[EXTRAIT DE LA PAGE]
-=-=-=-=-

Pas de passe rail cet été, gouvernement et régions se renvoient la balle

Sauf accord de dernière minute, la mise en place d'un "passe rail" estival, finalement réservé aux jeunes, ne pourra avoir lieu cette année, gouvernement et régions s'en rejetant la responsabilité. Initialement, le projet annoncé en septembre dernier par le président de la République devait s'inspirer du forfait mensuel à 49 euros mis en place en Allemagne pour permettre de voyager partout en France en empruntant les trains régionaux et Intercités.

Interrogé le 4 septembre 2023 par le youtubeur Hugo Travers, le président de la République s'était dit "favorable" à l'instauration d'un forfait mensuel ouvert à tous pour voyager partout en France grâce aux trains régionaux et aux liaisons Intercités. L'initiative visait à rendre le train plus attractif et abordable, en s'inspirant du forfait existant en Allemagne à 49 euros par mois. Les régions, qui financent les trains régionaux et décident des tarifs, étaient concernées au premier chef par ce projet, qui était porté par Clément Beaune, ministre délégué chargé des transports du gouvernement d'Elisabeth Borne. Mais le successeur de ce dernier, Patrice Vergriete, a d'abord revu le dispositif à la baisse début mars 2024, en le réservant aux moins de 27 ans pour la seule saison estivale, ce qui n'était pas nouveau. Un passe rail estival uniquement réservé aux jeunes avait en effet déjà existé en France en 2020 et 2021. Il concernait alors les moins de 27 ans qui, pour 29 euros par mois, pouvaient emprunter n'importe quel TER partout en France - sauf en Ile-de-France -, mais pas les Intercités.

-=-=-=-=-

[EXTRAITS DU MATÉRIEL]
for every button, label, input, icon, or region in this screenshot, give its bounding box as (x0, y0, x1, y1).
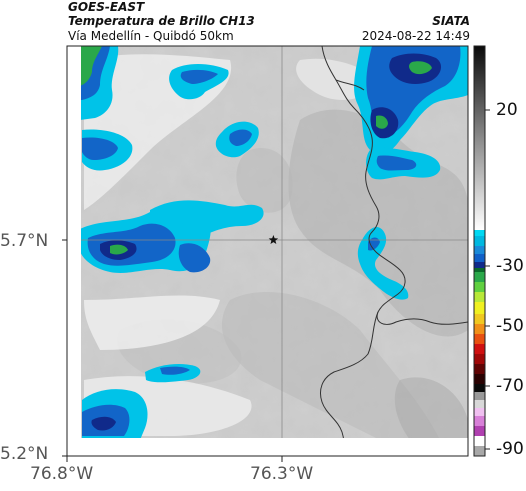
colorbar-tick-label: -90 (496, 439, 524, 459)
cloud-core (409, 61, 432, 75)
colorbar-segment (474, 314, 485, 324)
colorbar-segment (474, 384, 485, 392)
department-border (335, 79, 365, 91)
shade-region (394, 377, 468, 440)
map-frame (66, 45, 469, 457)
route-label: Vía Medellín - Quibdó 50km (68, 29, 234, 43)
colorbar-frame (473, 45, 486, 457)
department-border (320, 311, 379, 456)
cloud-core (376, 115, 388, 129)
colorbar-segment (474, 254, 485, 262)
timestamp-label: 2024-08-22 14:49 (361, 29, 470, 43)
cloud-mid (180, 69, 218, 84)
colorbar-segment (474, 392, 485, 400)
lat-tick-label: 5.7°N (0, 231, 49, 251)
colorbar-segment (474, 416, 485, 426)
cloud-shallow (150, 200, 264, 238)
colorbar-segment (474, 344, 485, 354)
satellite-label: GOES-EAST (68, 0, 145, 14)
colorbar-segment (474, 324, 485, 334)
cloud-mid (178, 243, 211, 273)
colorbar (473, 45, 490, 457)
colorbar-segment (474, 354, 485, 364)
product-title: Temperatura de Brillo CH13 (68, 14, 255, 28)
colorbar-segment (474, 292, 485, 302)
colorbar-segment (474, 334, 485, 344)
lon-tick-label: 76.3°W (250, 464, 314, 484)
colorbar-gray-segment (474, 46, 485, 230)
colorbar-segment (474, 446, 485, 456)
colorbar-segment (474, 436, 485, 446)
cloud-mid (82, 137, 118, 160)
shade-region (221, 291, 440, 440)
colorbar-segment (474, 426, 485, 436)
colorbar-tick-label: -70 (496, 376, 524, 396)
cloud-deep (91, 416, 116, 431)
colorbar-tick-label: 20 (496, 100, 518, 120)
colorbar-segment (474, 302, 485, 314)
colorbar-segment (474, 236, 485, 246)
colorbar-segment (474, 230, 485, 236)
star-marker (268, 235, 279, 245)
colorbar-segment (474, 268, 485, 272)
cloud-core (80, 46, 102, 86)
bright-region (84, 295, 220, 350)
colorbar-segment (474, 262, 485, 268)
lon-tick-label: 76.8°W (30, 464, 94, 484)
cloud-mid (376, 155, 417, 171)
cloud-mid (368, 237, 380, 251)
colorbar-segment (474, 374, 485, 384)
colorbar-segment (474, 408, 485, 416)
colorbar-segment (474, 246, 485, 254)
shade-region (236, 148, 293, 213)
colorbar-tick-label: -50 (496, 316, 524, 336)
colorbar-segment (474, 272, 485, 282)
cloud-mid (229, 129, 252, 146)
source-label: SIATA (432, 14, 470, 28)
cloud-mid (160, 366, 190, 375)
colorbar-segment (474, 282, 485, 292)
bottom-margin (67, 438, 468, 456)
cloud-core (110, 244, 128, 255)
lat-tick-label: 5.2°N (0, 444, 49, 464)
colorbar-segment (474, 400, 485, 408)
colorbar-segment (474, 364, 485, 374)
department-border (321, 46, 468, 325)
colorbar-tick-label: -30 (496, 256, 524, 276)
left-margin (67, 46, 81, 456)
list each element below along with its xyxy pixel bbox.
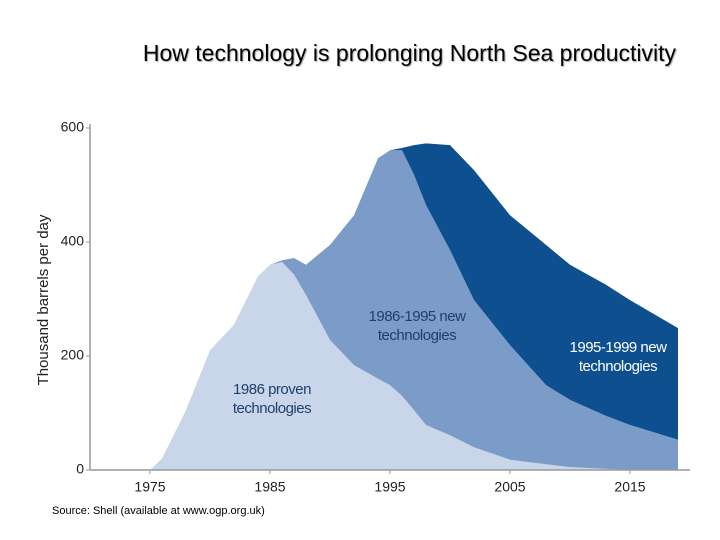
x-tick-label: 2015 — [614, 479, 645, 495]
series-label: 1986 proven technologies — [232, 381, 312, 417]
y-tick-label: 200 — [61, 347, 85, 363]
source-note: Source: Shell (available at www.ogp.org.… — [52, 505, 265, 517]
y-tick-label: 400 — [61, 233, 85, 249]
x-tick-label: 2005 — [494, 479, 525, 495]
area — [150, 261, 678, 470]
y-tick-label: 0 — [76, 461, 84, 477]
chart-title: How technology is prolonging North Sea p… — [142, 40, 676, 66]
y-axis-label: Thousand barrels per day — [35, 214, 52, 385]
series-label: 1995-1999 new technologies — [569, 339, 667, 375]
series-label: 1986-1995 new technologies — [368, 308, 466, 344]
x-tick-label: 1975 — [134, 479, 165, 495]
area — [150, 150, 678, 471]
y-tick-label: 600 — [61, 119, 85, 135]
x-tick-label: 1985 — [254, 479, 285, 495]
area — [150, 143, 678, 470]
x-tick-label: 1995 — [374, 479, 405, 495]
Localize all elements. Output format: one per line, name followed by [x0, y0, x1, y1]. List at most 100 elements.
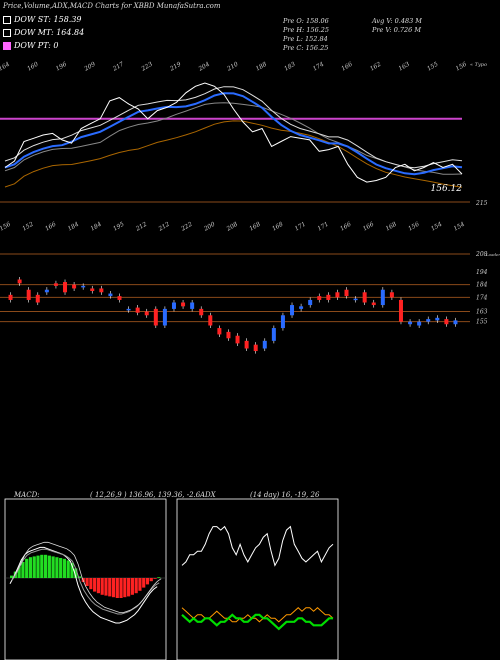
price-top-axis-label: « Typo [470, 62, 487, 68]
candle-body [299, 306, 304, 309]
candle-body [371, 302, 376, 306]
candle-axis-label: 184 [476, 282, 488, 289]
price-tick-label: 223 [139, 61, 153, 73]
candle-body [153, 308, 158, 326]
macd-histogram-bar [111, 578, 116, 598]
candle-body [444, 319, 449, 325]
candlestick-panel: 215 208 194 184 174 163 155 Loaders 156 152 166 184… [0, 200, 500, 354]
macd-histogram-bar [93, 578, 97, 592]
macd-histogram-bar [153, 578, 157, 579]
candle-tick-label: 168 [248, 221, 262, 233]
candle-body [435, 317, 440, 321]
stat-pre-open: Pre O: 158.06 [283, 17, 329, 25]
candle-tick-label: 156 [407, 221, 421, 233]
candle-tick-label: 166 [362, 221, 376, 233]
price-tick-label: 155 [426, 61, 440, 73]
legend-swatch-pt [3, 42, 11, 50]
candle-body [262, 340, 267, 349]
price-tick-label: 219 [168, 61, 182, 73]
price-tick-label: 204 [197, 61, 211, 73]
candle-body [317, 296, 322, 300]
candle-body [326, 294, 331, 300]
candle-body [99, 288, 104, 293]
candle-tick-label: 222 [179, 221, 193, 233]
candle-body [63, 282, 68, 293]
macd-histogram-bar [32, 556, 36, 578]
candle-body [171, 302, 176, 309]
candle-body [380, 289, 385, 306]
candle-tick-label: 184 [89, 221, 103, 233]
legend-dow-mt: DOW MT: 164.84 [3, 28, 84, 37]
candle-body [135, 307, 140, 313]
macd-histogram-bar [21, 562, 25, 578]
candle-body [271, 328, 276, 341]
candle-axis-label: 163 [476, 308, 488, 315]
price-tick-label: 163 [397, 61, 411, 73]
candle-tick-label: 212 [134, 221, 148, 233]
candle-body [408, 321, 413, 325]
candle-body [335, 292, 340, 298]
candle-body [181, 302, 186, 307]
macd-label: MACD: [14, 491, 40, 499]
candle-body [126, 308, 131, 311]
candle-body [35, 294, 40, 303]
macd-histogram-bar [96, 578, 100, 594]
candle-body [426, 319, 431, 322]
macd-histogram-bar [130, 578, 134, 595]
macd-histogram-bar [134, 578, 138, 594]
candle-tick-label: 154 [453, 221, 467, 233]
candle-body [389, 292, 394, 298]
candle-body [90, 288, 95, 291]
candle-tick-label: 184 [67, 221, 81, 233]
macd-histogram-bar [66, 560, 70, 578]
candle-axis-extra-label: Loaders [485, 252, 500, 257]
candle-body [17, 279, 22, 284]
macd-histogram-bar [104, 578, 108, 596]
candle-tick-label: 171 [294, 221, 307, 233]
macd-histogram-bar [100, 578, 104, 595]
candle-axis-label: 208 [475, 251, 488, 258]
candle-body [44, 289, 49, 293]
price-ma-short-line [4, 86, 463, 169]
candle-body [53, 283, 58, 286]
macd-histogram-bar [10, 575, 14, 578]
price-tick-label: 164 [0, 61, 11, 73]
macd-panel [4, 498, 167, 660]
candle-tick-label: 152 [21, 221, 35, 233]
stat-pre-close: Pre C: 156.25 [283, 44, 329, 52]
macd-histogram-bar [138, 578, 142, 591]
candle-body [81, 285, 86, 288]
macd-histogram-bar [119, 578, 123, 598]
candle-body [453, 320, 458, 325]
candle-body [344, 289, 349, 297]
macd-histogram-bar [55, 557, 59, 578]
candle-axis-label: 155 [476, 319, 488, 326]
macd-histogram-bar [17, 566, 21, 578]
candle-body [8, 294, 13, 300]
price-tick-label: 160 [26, 61, 40, 73]
candle-axis-label: 215 [475, 200, 488, 207]
price-tick-label: 166 [340, 61, 354, 73]
candle-body [199, 308, 204, 316]
price-tick-label: 183 [283, 61, 297, 73]
candle-tick-label: 212 [157, 221, 171, 233]
candle-body [398, 299, 403, 322]
candle-body [362, 292, 367, 303]
candle-body [244, 340, 249, 349]
macd-histogram-bar [77, 576, 82, 578]
macd-histogram-bar [28, 557, 33, 578]
macd-histogram-bar [157, 577, 161, 578]
macd-signal-line [11, 548, 160, 615]
adx-line [181, 525, 334, 567]
adx-label: ADX [200, 491, 216, 499]
legend-swatch-mt [3, 29, 11, 37]
macd-histogram-bar [47, 555, 51, 578]
macd-histogram-bar [142, 578, 146, 588]
adx-frame [176, 498, 339, 660]
stat-pre-volume: Pre V: 0.726 M [372, 26, 422, 34]
price-tick-label: 156 [455, 61, 469, 73]
candle-body [162, 308, 167, 326]
candle-body [144, 311, 149, 316]
price-line [4, 82, 463, 183]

-=-=-=-=-

[PARTIES DE L'EXERCICE]
**1.** D'après l'article sur le passe rail, combien coûtait par mois le passe estival réservé aux moins de 27 ans en 2020 et 2021 ?
**2.** Prolongez l'article sur le passe rail au-delà de sa dernière phrase.

[RÉPONSES PAR TÂCHE]
**1.** 29 euros par mois.

**2.**
"Passe au rabais"

Mais sauf accord de dernière minute, le Passe rail estival ne devrait pas revoir le jour cette année. "A moins d'un changement de pied des présidents de région, aujourd'hui même, nous ne pouvons pas être opérationnels en 2024. (...) Il n'y aura pas de passe rail cet été", a déclaré le ministre chargé des Transports ce 3 avril sur franceinfo. "On n'a toujours pas l'accord de l'ensemble des présidents de région. Il manque trois présidents de région", a-t-il ajouté, citant Hervé Morin (Normandie), Xavier Bertrand (Hauts-de-France) et Laurent Wauquiez (Auvergne-Rhône-Alpes) et en disant regretter une "attitude sans explication". Le gouvernement a en effet, selon Patrice Vergriete, accepté la demande des régions que l'Etat finance à 80% le dispositif, qu'il estime à 15 millions d'euros.

Les exécutifs régionaux pointés du doigt n'ont pas tardé à répliquer, le Normand Hervé Morin dénonçant "encore une annonce (...) sans concertation préalable avec les régions qui sont pourtant organisatrices des transports ferroviaires", et les Haut-de-France déplorant que le passe rail ait été "transformé" par le ministre "en un passe au rabais uniquement pour les jeunes".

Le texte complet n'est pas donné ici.